Supplied material ::

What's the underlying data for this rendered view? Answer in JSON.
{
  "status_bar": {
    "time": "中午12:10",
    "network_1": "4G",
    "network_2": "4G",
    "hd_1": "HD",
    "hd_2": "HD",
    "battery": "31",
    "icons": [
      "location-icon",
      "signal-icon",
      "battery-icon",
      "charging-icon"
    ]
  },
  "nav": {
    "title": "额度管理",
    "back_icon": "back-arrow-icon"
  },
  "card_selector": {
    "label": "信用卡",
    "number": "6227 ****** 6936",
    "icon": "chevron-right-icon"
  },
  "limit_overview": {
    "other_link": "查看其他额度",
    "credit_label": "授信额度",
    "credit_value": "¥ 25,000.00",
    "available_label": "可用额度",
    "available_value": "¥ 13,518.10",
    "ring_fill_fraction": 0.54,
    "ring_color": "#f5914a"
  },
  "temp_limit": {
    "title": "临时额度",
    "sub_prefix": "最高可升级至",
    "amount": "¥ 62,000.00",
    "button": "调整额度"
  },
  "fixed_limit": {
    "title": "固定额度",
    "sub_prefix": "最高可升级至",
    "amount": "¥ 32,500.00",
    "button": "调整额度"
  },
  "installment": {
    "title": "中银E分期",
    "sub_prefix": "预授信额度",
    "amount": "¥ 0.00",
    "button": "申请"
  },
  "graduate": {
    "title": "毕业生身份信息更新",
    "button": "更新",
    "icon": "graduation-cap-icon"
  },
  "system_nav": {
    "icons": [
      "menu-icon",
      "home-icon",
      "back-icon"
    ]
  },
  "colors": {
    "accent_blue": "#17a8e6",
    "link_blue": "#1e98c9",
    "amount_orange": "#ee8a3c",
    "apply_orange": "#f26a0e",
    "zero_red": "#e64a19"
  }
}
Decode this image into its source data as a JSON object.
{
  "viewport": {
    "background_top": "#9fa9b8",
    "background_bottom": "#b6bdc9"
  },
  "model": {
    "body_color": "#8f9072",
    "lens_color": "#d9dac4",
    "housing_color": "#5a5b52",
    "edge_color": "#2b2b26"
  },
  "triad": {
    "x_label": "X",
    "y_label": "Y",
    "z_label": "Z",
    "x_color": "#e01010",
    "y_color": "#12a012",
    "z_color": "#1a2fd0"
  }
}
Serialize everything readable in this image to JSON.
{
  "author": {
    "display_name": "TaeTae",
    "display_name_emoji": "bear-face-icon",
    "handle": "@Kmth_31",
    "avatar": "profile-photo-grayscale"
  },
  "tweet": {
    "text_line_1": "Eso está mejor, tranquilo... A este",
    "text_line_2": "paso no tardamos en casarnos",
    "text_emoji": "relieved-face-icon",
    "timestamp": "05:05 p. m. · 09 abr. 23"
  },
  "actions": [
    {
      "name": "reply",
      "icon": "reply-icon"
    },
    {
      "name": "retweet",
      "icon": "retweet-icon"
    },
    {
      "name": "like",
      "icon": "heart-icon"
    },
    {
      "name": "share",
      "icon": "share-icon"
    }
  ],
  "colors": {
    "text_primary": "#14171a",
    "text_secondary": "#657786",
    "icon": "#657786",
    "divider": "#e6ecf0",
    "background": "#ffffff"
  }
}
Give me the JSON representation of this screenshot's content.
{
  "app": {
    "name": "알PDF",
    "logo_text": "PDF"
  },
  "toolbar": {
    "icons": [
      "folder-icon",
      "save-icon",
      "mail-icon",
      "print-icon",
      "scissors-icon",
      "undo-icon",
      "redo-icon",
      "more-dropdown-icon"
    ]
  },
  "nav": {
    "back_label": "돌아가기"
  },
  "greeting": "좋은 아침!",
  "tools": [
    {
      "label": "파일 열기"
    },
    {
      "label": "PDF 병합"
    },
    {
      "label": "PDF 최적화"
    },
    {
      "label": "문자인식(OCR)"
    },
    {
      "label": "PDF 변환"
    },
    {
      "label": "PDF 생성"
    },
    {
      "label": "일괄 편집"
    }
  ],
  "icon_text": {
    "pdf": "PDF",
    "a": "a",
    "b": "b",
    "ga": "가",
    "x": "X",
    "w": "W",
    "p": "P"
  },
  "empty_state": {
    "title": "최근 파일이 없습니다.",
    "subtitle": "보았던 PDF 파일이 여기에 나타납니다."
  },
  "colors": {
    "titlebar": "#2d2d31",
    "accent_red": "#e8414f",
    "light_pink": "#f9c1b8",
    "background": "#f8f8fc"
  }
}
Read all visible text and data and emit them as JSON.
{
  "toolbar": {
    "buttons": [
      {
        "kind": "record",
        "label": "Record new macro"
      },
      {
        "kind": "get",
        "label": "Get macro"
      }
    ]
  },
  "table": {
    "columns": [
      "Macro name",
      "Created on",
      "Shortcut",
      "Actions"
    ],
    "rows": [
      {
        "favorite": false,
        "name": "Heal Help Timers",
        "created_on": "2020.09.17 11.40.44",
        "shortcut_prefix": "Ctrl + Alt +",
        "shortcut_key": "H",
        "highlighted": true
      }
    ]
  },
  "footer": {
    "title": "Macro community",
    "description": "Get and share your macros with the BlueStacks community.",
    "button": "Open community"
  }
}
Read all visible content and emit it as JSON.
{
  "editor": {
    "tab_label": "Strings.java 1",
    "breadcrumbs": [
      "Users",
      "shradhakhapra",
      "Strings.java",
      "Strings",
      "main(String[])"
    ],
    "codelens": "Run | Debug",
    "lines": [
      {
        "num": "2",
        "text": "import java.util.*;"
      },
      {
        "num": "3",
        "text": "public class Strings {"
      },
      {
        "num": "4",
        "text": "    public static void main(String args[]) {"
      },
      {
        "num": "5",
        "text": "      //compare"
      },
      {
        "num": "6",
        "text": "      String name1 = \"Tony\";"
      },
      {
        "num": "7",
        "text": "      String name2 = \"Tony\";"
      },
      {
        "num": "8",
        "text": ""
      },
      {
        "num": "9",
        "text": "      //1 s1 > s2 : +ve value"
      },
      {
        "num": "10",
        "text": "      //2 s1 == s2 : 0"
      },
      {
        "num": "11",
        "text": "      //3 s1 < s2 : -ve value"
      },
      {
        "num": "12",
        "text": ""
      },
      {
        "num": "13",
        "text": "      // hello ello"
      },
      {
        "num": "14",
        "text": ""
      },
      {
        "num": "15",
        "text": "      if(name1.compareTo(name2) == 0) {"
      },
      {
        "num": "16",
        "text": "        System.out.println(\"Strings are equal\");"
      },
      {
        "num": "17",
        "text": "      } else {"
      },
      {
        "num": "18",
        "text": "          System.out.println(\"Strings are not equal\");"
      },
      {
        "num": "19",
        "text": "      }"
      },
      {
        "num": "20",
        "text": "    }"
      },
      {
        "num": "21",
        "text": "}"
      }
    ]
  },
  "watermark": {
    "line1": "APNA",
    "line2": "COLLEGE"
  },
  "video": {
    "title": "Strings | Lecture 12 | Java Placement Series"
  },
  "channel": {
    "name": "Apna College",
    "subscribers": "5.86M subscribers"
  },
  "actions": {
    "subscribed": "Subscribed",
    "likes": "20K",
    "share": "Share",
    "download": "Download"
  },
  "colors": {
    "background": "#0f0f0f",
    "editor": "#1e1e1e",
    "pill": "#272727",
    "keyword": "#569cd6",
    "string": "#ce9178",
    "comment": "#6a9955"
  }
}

Problem statement :: Retype the material in full, character for character.

Answer for this exercise ::
What's the underlying data for this rendered view? Answer in JSON.
{
  "status_bar": {
    "time": "中午12:10",
    "network_1": "4G",
    "network_2": "4G",
    "hd_1": "HD",
    "hd_2": "HD",
    "battery": "31",
    "icons": [
      "location-icon",
      "signal-icon",
      "battery-icon",
      "charging-icon"
    ]
  },
  "nav": {
    "title": "额度管理",
    "back_icon": "back-arrow-icon"
  },
  "card_selector": {
    "label": "信用卡",
    "number": "6227 ****** 6936",
    "icon": "chevron-right-icon"
  },
  "limit_overview": {
    "other_link": "查看其他额度",
    "credit_label": "授信额度",
    "credit_value": "¥ 25,000.00",
    "available_label": "可用额度",
    "available_value": "¥ 13,518.10",
    "ring_fill_fraction": 0.54,
    "ring_color": "#f5914a"
  },
  "temp_limit": {
    "title": "临时额度",
    "sub_prefix": "最高可升级至",
    "amount": "¥ 62,000.00",
    "button": "调整额度"
  },
  "fixed_limit": {
    "title": "固定额度",
    "sub_prefix": "最高可升级至",
    "amount": "¥ 32,500.00",
    "button": "调整额度"
  },
  "installment": {
    "title": "中银E分期",
    "sub_prefix": "预授信额度",
    "amount": "¥ 0.00",
    "button": "申请"
  },
  "graduate": {
    "title": "毕业生身份信息更新",
    "button": "更新",
    "icon": "graduation-cap-icon"
  },
  "system_nav": {
    "icons": [
      "menu-icon",
      "home-icon",
      "back-icon"
    ]
  },
  "colors": {
    "accent_blue": "#17a8e6",
    "link_blue": "#1e98c9",
    "amount_orange": "#ee8a3c",
    "apply_orange": "#f26a0e",
    "zero_red": "#e64a19"
  }
}
Decode this image into its source data as a JSON object.
{
  "viewport": {
    "background_top": "#9fa9b8",
    "background_bottom": "#b6bdc9"
  },
  "model": {
    "body_color": "#8f9072",
    "lens_color": "#d9dac4",
    "housing_color": "#5a5b52",
    "edge_color": "#2b2b26"
  },
  "triad": {
    "x_label": "X",
    "y_label": "Y",
    "z_label": "Z",
    "x_color": "#e01010",
    "y_color": "#12a012",
    "z_color": "#1a2fd0"
  }
}
Serialize everything readable in this image to JSON.
{
  "author": {
    "display_name": "TaeTae",
    "display_name_emoji": "bear-face-icon",
    "handle": "@Kmth_31",
    "avatar": "profile-photo-grayscale"
  },
  "tweet": {
    "text_line_1": "Eso está mejor, tranquilo... A este",
    "text_line_2": "paso no tardamos en casarnos",
    "text_emoji": "relieved-face-icon",
    "timestamp": "05:05 p. m. · 09 abr. 23"
  },
  "actions": [
    {
      "name": "reply",
      "icon": "reply-icon"
    },
    {
      "name": "retweet",
      "icon": "retweet-icon"
    },
    {
      "name": "like",
      "icon": "heart-icon"
    },
    {
      "name": "share",
      "icon": "share-icon"
    }
  ],
  "colors": {
    "text_primary": "#14171a",
    "text_secondary": "#657786",
    "icon": "#657786",
    "divider": "#e6ecf0",
    "background": "#ffffff"
  }
}
Give me the JSON representation of this screenshot's content.
{
  "app": {
    "name": "알PDF",
    "logo_text": "PDF"
  },
  "toolbar": {
    "icons": [
      "folder-icon",
      "save-icon",
      "mail-icon",
      "print-icon",
      "scissors-icon",
      "undo-icon",
      "redo-icon",
      "more-dropdown-icon"
    ]
  },
  "nav": {
    "back_label": "돌아가기"
  },
  "greeting": "좋은 아침!",
  "tools": [
    {
      "label": "파일 열기"
    },
    {
      "label": "PDF 병합"
    },
    {
      "label": "PDF 최적화"
    },
    {
      "label": "문자인식(OCR)"
    },
    {
      "label": "PDF 변환"
    },
    {
      "label": "PDF 생성"
    },
    {
      "label": "일괄 편집"
    }
  ],
  "icon_text": {
    "pdf": "PDF",
    "a": "a",
    "b": "b",
    "ga": "가",
    "x": "X",
    "w": "W",
    "p": "P"
  },
  "empty_state": {
    "title": "최근 파일이 없습니다.",
    "subtitle": "보았던 PDF 파일이 여기에 나타납니다."
  },
  "colors": {
    "titlebar": "#2d2d31",
    "accent_red": "#e8414f",
    "light_pink": "#f9c1b8",
    "background": "#f8f8fc"
  }
}
Read all visible text and data and emit them as JSON.
{
  "toolbar": {
    "buttons": [
      {
        "kind": "record",
        "label": "Record new macro"
      },
      {
        "kind": "get",
        "label": "Get macro"
      }
    ]
  },
  "table": {
    "columns": [
      "Macro name",
      "Created on",
      "Shortcut",
      "Actions"
    ],
    "rows": [
      {
        "favorite": false,
        "name": "Heal Help Timers",
        "created_on": "2020.09.17 11.40.44",
        "shortcut_prefix": "Ctrl + Alt +",
        "shortcut_key": "H",
        "highlighted": true
      }
    ]
  },
  "footer": {
    "title": "Macro community",
    "description": "Get and share your macros with the BlueStacks community.",
    "button": "Open community"
  }
}
Read all visible content and emit it as JSON.
{
  "editor": {
    "tab_label": "Strings.java 1",
    "breadcrumbs": [
      "Users",
      "shradhakhapra",
      "Strings.java",
      "Strings",
      "main(String[])"
    ],
    "codelens": "Run | Debug",
    "lines": [
      {
        "num": "2",
        "text": "import java.util.*;"
      },
      {
        "num": "3",
        "text": "public class Strings {"
      },
      {
        "num": "4",
        "text": "    public static void main(String args[]) {"
      },
      {
        "num": "5",
        "text": "      //compare"
      },
      {
        "num": "6",
        "text": "      String name1 = \"Tony\";"
      },
      {
        "num": "7",
        "text": "      String name2 = \"Tony\";"
      },
      {
        "num": "8",
        "text": ""
      },
      {
        "num": "9",
        "text": "      //1 s1 > s2 : +ve value"
      },
      {
        "num": "10",
        "text": "      //2 s1 == s2 : 0"
      },
      {
        "num": "11",
        "text": "      //3 s1 < s2 : -ve value"
      },
      {
        "num": "12",
        "text": ""
      },
      {
        "num": "13",
        "text": "      // hello ello"
      },
      {
        "num": "14",
        "text": ""
      },
      {
        "num": "15",
        "text": "      if(name1.compareTo(name2) == 0) {"
      },
      {
        "num": "16",
        "text": "        System.out.println(\"Strings are equal\");"
      },
      {
        "num": "17",
        "text": "      } else {"
      },
      {
        "num": "18",
        "text": "          System.out.println(\"Strings are not equal\");"
      },
      {
        "num": "19",
        "text": "      }"
      },
      {
        "num": "20",
        "text": "    }"
      },
      {
        "num": "21",
        "text": "}"
      }
    ]
  },
  "watermark": {
    "line1": "APNA",
    "line2": "COLLEGE"
  },
  "video": {
    "title": "Strings | Lecture 12 | Java Placement Series"
  },
  "channel": {
    "name": "Apna College",
    "subscribers": "5.86M subscribers"
  },
  "actions": {
    "subscribed": "Subscribed",
    "likes": "20K",
    "share": "Share",
    "download": "Download"
  },
  "colors": {
    "background": "#0f0f0f",
    "editor": "#1e1e1e",
    "pill": "#272727",
    "keyword": "#569cd6",
    "string": "#ce9178",
    "comment": "#6a9955"
  }
}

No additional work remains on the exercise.